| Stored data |
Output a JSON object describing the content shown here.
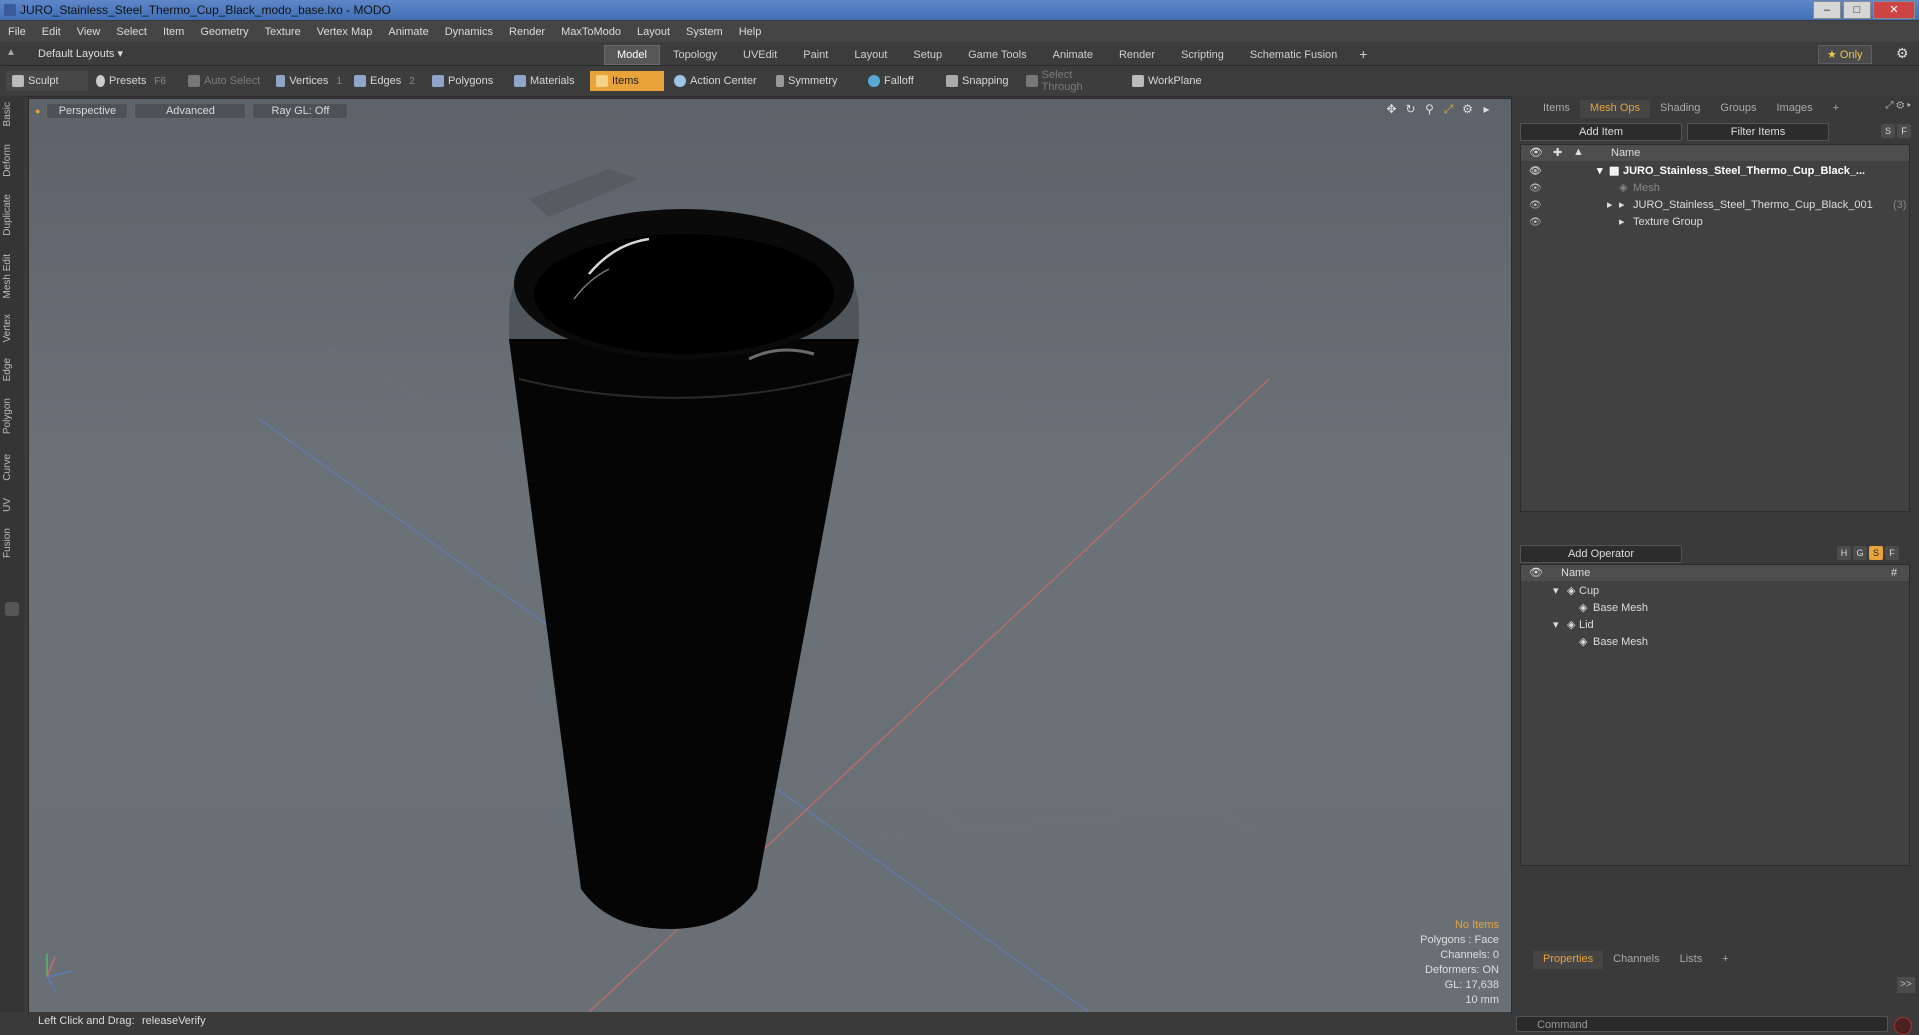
{
  "window": {
    "title": "JURO_Stainless_Steel_Thermo_Cup_Black_modo_base.lxo - MODO",
    "buttons": [
      "–",
      "□",
      "✕"
    ]
  },
  "menu": [
    "File",
    "Edit",
    "View",
    "Select",
    "Item",
    "Geometry",
    "Texture",
    "Vertex Map",
    "Animate",
    "Dynamics",
    "Render",
    "MaxToModo",
    "Layout",
    "System",
    "Help"
  ],
  "layout": {
    "selector": "Default Layouts ▾",
    "tabs": [
      "Model",
      "Topology",
      "UVEdit",
      "Paint",
      "Layout",
      "Setup",
      "Game Tools",
      "Animate",
      "Render",
      "Scripting",
      "Schematic Fusion"
    ],
    "active_tab": "Model",
    "add": "+",
    "only": "★ Only",
    "gear": "⚙"
  },
  "toolbar": {
    "sculpt": "Sculpt",
    "presets": "Presets",
    "presets_key": "F6",
    "auto_select": "Auto Select",
    "vertices": "Vertices",
    "vertices_key": "1",
    "edges": "Edges",
    "edges_key": "2",
    "polygons": "Polygons",
    "materials": "Materials",
    "items": "Items",
    "action_center": "Action Center",
    "symmetry": "Symmetry",
    "falloff": "Falloff",
    "snapping": "Snapping",
    "select_through": "Select Through",
    "workplane": "WorkPlane"
  },
  "left_tabs": [
    "Basic",
    "Deform",
    "Duplicate",
    "Mesh Edit",
    "Vertex",
    "Edge",
    "Polygon",
    "Curve",
    "UV",
    "Fusion"
  ],
  "viewport": {
    "view": "Perspective",
    "shading": "Advanced",
    "raygl": "Ray GL: Off",
    "stats": {
      "items": "No Items",
      "polygons": "Polygons : Face",
      "channels": "Channels: 0",
      "deformers": "Deformers: ON",
      "gl": "GL: 17,638",
      "scale": "10 mm"
    }
  },
  "status": {
    "label": "Left Click and Drag:",
    "value": "releaseVerify"
  },
  "items_panel": {
    "tabs": [
      "Items",
      "Mesh Ops",
      "Shading",
      "Groups",
      "Images",
      "+"
    ],
    "active_tab": "Mesh Ops",
    "add_item": "Add Item",
    "filter": "Filter Items",
    "s_btn": "S",
    "f_btn": "F",
    "column": "Name",
    "rows": [
      {
        "label": "JURO_Stainless_Steel_Thermo_Cup_Black_...",
        "bold": true
      },
      {
        "label": "Mesh",
        "dim": true
      },
      {
        "label": "JURO_Stainless_Steel_Thermo_Cup_Black_001",
        "count": "(3)"
      },
      {
        "label": "Texture Group"
      }
    ]
  },
  "meshops_panel": {
    "add_operator": "Add Operator",
    "btns": [
      "H",
      "G",
      "S",
      "F"
    ],
    "column": "Name",
    "hash": "#",
    "rows": [
      {
        "label": "Cup",
        "level": 0
      },
      {
        "label": "Base Mesh",
        "level": 1
      },
      {
        "label": "Lid",
        "level": 0
      },
      {
        "label": "Base Mesh",
        "level": 1
      }
    ]
  },
  "properties_panel": {
    "tabs": [
      "Properties",
      "Channels",
      "Lists",
      "+"
    ],
    "active_tab": "Properties",
    "expand": ">>"
  },
  "command": {
    "placeholder": "Command"
  }
}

| AIM OF THE TASK |
Transcribe the material as is, with images omitted.

| SOLUTION TO THE EXERCISE |
Output a JSON object describing the content shown here.
{
  "window": {
    "title": "JURO_Stainless_Steel_Thermo_Cup_Black_modo_base.lxo - MODO",
    "buttons": [
      "–",
      "□",
      "✕"
    ]
  },
  "menu": [
    "File",
    "Edit",
    "View",
    "Select",
    "Item",
    "Geometry",
    "Texture",
    "Vertex Map",
    "Animate",
    "Dynamics",
    "Render",
    "MaxToModo",
    "Layout",
    "System",
    "Help"
  ],
  "layout": {
    "selector": "Default Layouts ▾",
    "tabs": [
      "Model",
      "Topology",
      "UVEdit",
      "Paint",
      "Layout",
      "Setup",
      "Game Tools",
      "Animate",
      "Render",
      "Scripting",
      "Schematic Fusion"
    ],
    "active_tab": "Model",
    "add": "+",
    "only": "★ Only",
    "gear": "⚙"
  },
  "toolbar": {
    "sculpt": "Sculpt",
    "presets": "Presets",
    "presets_key": "F6",
    "auto_select": "Auto Select",
    "vertices": "Vertices",
    "vertices_key": "1",
    "edges": "Edges",
    "edges_key": "2",
    "polygons": "Polygons",
    "materials": "Materials",
    "items": "Items",
    "action_center": "Action Center",
    "symmetry": "Symmetry",
    "falloff": "Falloff",
    "snapping": "Snapping",
    "select_through": "Select Through",
    "workplane": "WorkPlane"
  },
  "left_tabs": [
    "Basic",
    "Deform",
    "Duplicate",
    "Mesh Edit",
    "Vertex",
    "Edge",
    "Polygon",
    "Curve",
    "UV",
    "Fusion"
  ],
  "viewport": {
    "view": "Perspective",
    "shading": "Advanced",
    "raygl": "Ray GL: Off",
    "stats": {
      "items": "No Items",
      "polygons": "Polygons : Face",
      "channels": "Channels: 0",
      "deformers": "Deformers: ON",
      "gl": "GL: 17,638",
      "scale": "10 mm"
    }
  },
  "status": {
    "label": "Left Click and Drag:",
    "value": "releaseVerify"
  },
  "items_panel": {
    "tabs": [
      "Items",
      "Mesh Ops",
      "Shading",
      "Groups",
      "Images",
      "+"
    ],
    "active_tab": "Mesh Ops",
    "add_item": "Add Item",
    "filter": "Filter Items",
    "s_btn": "S",
    "f_btn": "F",
    "column": "Name",
    "rows": [
      {
        "label": "JURO_Stainless_Steel_Thermo_Cup_Black_...",
        "bold": true
      },
      {
        "label": "Mesh",
        "dim": true
      },
      {
        "label": "JURO_Stainless_Steel_Thermo_Cup_Black_001",
        "count": "(3)"
      },
      {
        "label": "Texture Group"
      }
    ]
  },
  "meshops_panel": {
    "add_operator": "Add Operator",
    "btns": [
      "H",
      "G",
      "S",
      "F"
    ],
    "column": "Name",
    "hash": "#",
    "rows": [
      {
        "label": "Cup",
        "level": 0
      },
      {
        "label": "Base Mesh",
        "level": 1
      },
      {
        "label": "Lid",
        "level": 0
      },
      {
        "label": "Base Mesh",
        "level": 1
      }
    ]
  },
  "properties_panel": {
    "tabs": [
      "Properties",
      "Channels",
      "Lists",
      "+"
    ],
    "active_tab": "Properties",
    "expand": ">>"
  },
  "command": {
    "placeholder": "Command"
  }
}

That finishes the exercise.